▶ _Directions for this task_
Search the material for "yellow" and show all lines that contain it.
### Data for processing
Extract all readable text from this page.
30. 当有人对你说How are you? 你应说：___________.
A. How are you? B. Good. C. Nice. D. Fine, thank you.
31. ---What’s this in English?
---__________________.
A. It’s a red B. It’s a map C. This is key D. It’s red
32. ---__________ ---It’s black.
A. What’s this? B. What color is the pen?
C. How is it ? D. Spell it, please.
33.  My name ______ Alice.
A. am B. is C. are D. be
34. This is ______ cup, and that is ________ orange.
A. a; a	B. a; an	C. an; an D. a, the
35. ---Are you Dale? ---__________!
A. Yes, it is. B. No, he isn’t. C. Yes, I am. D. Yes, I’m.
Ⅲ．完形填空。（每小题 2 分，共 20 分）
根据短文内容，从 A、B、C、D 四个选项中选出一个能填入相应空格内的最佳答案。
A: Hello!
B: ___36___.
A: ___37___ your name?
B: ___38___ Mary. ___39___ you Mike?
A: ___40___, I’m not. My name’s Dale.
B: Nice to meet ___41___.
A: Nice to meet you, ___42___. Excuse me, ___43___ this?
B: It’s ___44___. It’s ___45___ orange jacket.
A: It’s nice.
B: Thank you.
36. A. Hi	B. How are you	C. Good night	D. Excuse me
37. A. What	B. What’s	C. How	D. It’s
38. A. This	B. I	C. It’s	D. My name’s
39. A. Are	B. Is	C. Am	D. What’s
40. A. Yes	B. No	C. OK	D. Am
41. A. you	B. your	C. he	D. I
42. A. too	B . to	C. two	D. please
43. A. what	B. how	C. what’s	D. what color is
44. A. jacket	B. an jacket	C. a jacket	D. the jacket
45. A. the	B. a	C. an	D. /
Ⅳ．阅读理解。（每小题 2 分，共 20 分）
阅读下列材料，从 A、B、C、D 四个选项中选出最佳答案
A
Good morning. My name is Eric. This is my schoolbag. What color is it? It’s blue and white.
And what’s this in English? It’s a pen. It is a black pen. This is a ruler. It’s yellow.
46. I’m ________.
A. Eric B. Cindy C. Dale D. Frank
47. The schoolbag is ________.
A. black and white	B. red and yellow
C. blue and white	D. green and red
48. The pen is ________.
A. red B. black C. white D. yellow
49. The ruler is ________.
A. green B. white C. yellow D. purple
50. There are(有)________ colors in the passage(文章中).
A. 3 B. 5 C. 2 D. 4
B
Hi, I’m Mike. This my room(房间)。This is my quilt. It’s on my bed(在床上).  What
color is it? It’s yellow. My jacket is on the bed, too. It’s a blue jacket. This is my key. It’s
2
######
▶ _Complete answer_
And what’s this in English? It’s a pen. It is a black pen. This is a ruler. It’s yellow.
A. black and white	B. red and yellow
A. red B. black C. white D. yellow
A. green B. white C. yellow D. purple
color is it? It’s yellow. My jacket is on the bed, too. It’s a blue jacket. This is my key. It’s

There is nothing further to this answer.